WHAT THE TASK REQUIRES →
Print out each entry below exactly, please.

DATA EXTRACT →
● ● ● ● ● ● ●

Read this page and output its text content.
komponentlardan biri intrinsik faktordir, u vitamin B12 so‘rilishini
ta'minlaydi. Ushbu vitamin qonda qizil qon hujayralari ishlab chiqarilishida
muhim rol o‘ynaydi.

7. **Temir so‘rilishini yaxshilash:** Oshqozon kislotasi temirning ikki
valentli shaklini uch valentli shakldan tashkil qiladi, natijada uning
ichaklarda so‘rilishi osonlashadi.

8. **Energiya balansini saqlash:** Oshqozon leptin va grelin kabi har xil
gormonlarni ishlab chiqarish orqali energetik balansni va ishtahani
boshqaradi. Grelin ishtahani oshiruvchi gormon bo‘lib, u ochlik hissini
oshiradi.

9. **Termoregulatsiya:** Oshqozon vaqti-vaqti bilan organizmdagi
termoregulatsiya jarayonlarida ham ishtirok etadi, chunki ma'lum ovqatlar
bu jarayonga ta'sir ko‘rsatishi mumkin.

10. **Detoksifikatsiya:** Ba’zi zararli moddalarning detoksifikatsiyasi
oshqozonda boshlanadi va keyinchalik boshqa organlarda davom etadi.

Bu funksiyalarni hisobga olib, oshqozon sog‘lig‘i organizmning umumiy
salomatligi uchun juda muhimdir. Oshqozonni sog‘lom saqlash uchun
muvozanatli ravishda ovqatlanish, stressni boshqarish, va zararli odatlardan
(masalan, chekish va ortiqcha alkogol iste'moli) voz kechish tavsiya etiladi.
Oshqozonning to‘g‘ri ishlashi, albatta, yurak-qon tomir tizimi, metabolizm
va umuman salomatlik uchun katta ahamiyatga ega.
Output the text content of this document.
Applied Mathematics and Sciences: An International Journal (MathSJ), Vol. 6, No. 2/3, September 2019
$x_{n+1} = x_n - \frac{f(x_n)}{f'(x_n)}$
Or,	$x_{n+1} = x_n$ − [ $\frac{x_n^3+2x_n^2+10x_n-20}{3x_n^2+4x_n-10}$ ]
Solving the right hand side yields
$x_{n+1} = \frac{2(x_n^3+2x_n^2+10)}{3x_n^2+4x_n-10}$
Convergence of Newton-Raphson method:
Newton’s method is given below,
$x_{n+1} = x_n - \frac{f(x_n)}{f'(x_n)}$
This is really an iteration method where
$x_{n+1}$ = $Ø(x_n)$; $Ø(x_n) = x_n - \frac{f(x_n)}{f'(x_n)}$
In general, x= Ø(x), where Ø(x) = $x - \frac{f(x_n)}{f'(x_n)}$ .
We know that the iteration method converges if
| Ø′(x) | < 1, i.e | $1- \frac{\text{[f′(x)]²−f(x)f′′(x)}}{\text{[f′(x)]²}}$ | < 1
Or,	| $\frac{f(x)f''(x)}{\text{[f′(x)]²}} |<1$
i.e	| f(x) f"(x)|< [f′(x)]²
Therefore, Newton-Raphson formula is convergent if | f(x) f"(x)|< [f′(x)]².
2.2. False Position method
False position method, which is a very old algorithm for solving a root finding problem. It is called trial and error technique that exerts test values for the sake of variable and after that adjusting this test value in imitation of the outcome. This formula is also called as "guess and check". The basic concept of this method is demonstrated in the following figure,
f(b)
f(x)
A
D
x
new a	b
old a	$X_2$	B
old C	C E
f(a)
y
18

● ● ● ● ● ● ●

TASK RESULT →
Read this page and output its text content.
komponentlardan biri intrinsik faktordir, u vitamin B12 so‘rilishini
ta'minlaydi. Ushbu vitamin qonda qizil qon hujayralari ishlab chiqarilishida
muhim rol o‘ynaydi.

7. **Temir so‘rilishini yaxshilash:** Oshqozon kislotasi temirning ikki
valentli shaklini uch valentli shakldan tashkil qiladi, natijada uning
ichaklarda so‘rilishi osonlashadi.

8. **Energiya balansini saqlash:** Oshqozon leptin va grelin kabi har xil
gormonlarni ishlab chiqarish orqali energetik balansni va ishtahani
boshqaradi. Grelin ishtahani oshiruvchi gormon bo‘lib, u ochlik hissini
oshiradi.

9. **Termoregulatsiya:** Oshqozon vaqti-vaqti bilan organizmdagi
termoregulatsiya jarayonlarida ham ishtirok etadi, chunki ma'lum ovqatlar
bu jarayonga ta'sir ko‘rsatishi mumkin.

10. **Detoksifikatsiya:** Ba’zi zararli moddalarning detoksifikatsiyasi
oshqozonda boshlanadi va keyinchalik boshqa organlarda davom etadi.

Bu funksiyalarni hisobga olib, oshqozon sog‘lig‘i organizmning umumiy
salomatligi uchun juda muhimdir. Oshqozonni sog‘lom saqlash uchun
muvozanatli ravishda ovqatlanish, stressni boshqarish, va zararli odatlardan
(masalan, chekish va ortiqcha alkogol iste'moli) voz kechish tavsiya etiladi.
Oshqozonning to‘g‘ri ishlashi, albatta, yurak-qon tomir tizimi, metabolizm
va umuman salomatlik uchun katta ahamiyatga ega.
Output the text content of this document.
Applied Mathematics and Sciences: An International Journal (MathSJ), Vol. 6, No. 2/3, September 2019
$x_{n+1} = x_n - \frac{f(x_n)}{f'(x_n)}$
Or,	$x_{n+1} = x_n$ − [ $\frac{x_n^3+2x_n^2+10x_n-20}{3x_n^2+4x_n-10}$ ]
Solving the right hand side yields
$x_{n+1} = \frac{2(x_n^3+2x_n^2+10)}{3x_n^2+4x_n-10}$
Convergence of Newton-Raphson method:
Newton’s method is given below,
$x_{n+1} = x_n - \frac{f(x_n)}{f'(x_n)}$
This is really an iteration method where
$x_{n+1}$ = $Ø(x_n)$; $Ø(x_n) = x_n - \frac{f(x_n)}{f'(x_n)}$
In general, x= Ø(x), where Ø(x) = $x - \frac{f(x_n)}{f'(x_n)}$ .
We know that the iteration method converges if
| Ø′(x) | < 1, i.e | $1- \frac{\text{[f′(x)]²−f(x)f′′(x)}}{\text{[f′(x)]²}}$ | < 1
Or,	| $\frac{f(x)f''(x)}{\text{[f′(x)]²}} |<1$
i.e	| f(x) f"(x)|< [f′(x)]²
Therefore, Newton-Raphson formula is convergent if | f(x) f"(x)|< [f′(x)]².
2.2. False Position method
False position method, which is a very old algorithm for solving a root finding problem. It is called trial and error technique that exerts test values for the sake of variable and after that adjusting this test value in imitation of the outcome. This formula is also called as "guess and check". The basic concept of this method is demonstrated in the following figure,
f(b)
f(x)
A
D
x
new a	b
old a	$X_2$	B
old C	C E
f(a)
y
18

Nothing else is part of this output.